»»

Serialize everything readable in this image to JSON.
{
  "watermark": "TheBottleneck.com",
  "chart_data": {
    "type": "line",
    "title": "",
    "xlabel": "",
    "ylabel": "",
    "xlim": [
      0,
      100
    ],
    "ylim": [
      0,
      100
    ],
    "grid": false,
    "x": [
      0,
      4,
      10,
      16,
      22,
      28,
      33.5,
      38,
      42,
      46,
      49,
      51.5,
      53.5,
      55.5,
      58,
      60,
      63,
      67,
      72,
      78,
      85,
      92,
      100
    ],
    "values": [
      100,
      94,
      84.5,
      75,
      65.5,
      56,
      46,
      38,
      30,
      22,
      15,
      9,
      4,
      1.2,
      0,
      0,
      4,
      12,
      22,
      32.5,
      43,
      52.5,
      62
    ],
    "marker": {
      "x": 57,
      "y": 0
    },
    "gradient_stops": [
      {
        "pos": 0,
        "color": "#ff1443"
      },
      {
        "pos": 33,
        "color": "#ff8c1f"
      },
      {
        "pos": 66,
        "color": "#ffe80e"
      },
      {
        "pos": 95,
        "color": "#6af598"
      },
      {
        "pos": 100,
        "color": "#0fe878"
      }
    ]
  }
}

««

Write out the full set of records exactly as given.

Serialize everything readable in this image to JSON.
{
  "watermark": "TheBottleneck.com",
  "chart_data": {
    "type": "line",
    "title": "",
    "xlabel": "",
    "ylabel": "",
    "xlim": [
      0,
      100
    ],
    "ylim": [
      0,
      100
    ],
    "grid": false,
    "x": [
      0,
      4,
      10,
      16,
      22,
      28,
      33.5,
      38,
      42,
      46,
      49,
      51.5,
      53.5,
      55.5,
      58,
      60,
      63,
      67,
      72,
      78,
      85,
      92,
      100
    ],
    "values": [
      100,
      94,
      84.5,
      75,
      65.5,
      56,
      46,
      38,
      30,
      22,
      15,
      9,
      4,
      1.2,
      0,
      0,
      4,
      12,
      22,
      32.5,
      43,
      52.5,
      62
    ],
    "marker": {
      "x": 57,
      "y": 0
    },
    "gradient_stops": [
      {
        "pos": 0,
        "color": "#ff1443"
      },
      {
        "pos": 33,
        "color": "#ff8c1f"
      },
      {
        "pos": 66,
        "color": "#ffe80e"
      },
      {
        "pos": 95,
        "color": "#6af598"
      },
      {
        "pos": 100,
        "color": "#0fe878"
      }
    ]
  }
}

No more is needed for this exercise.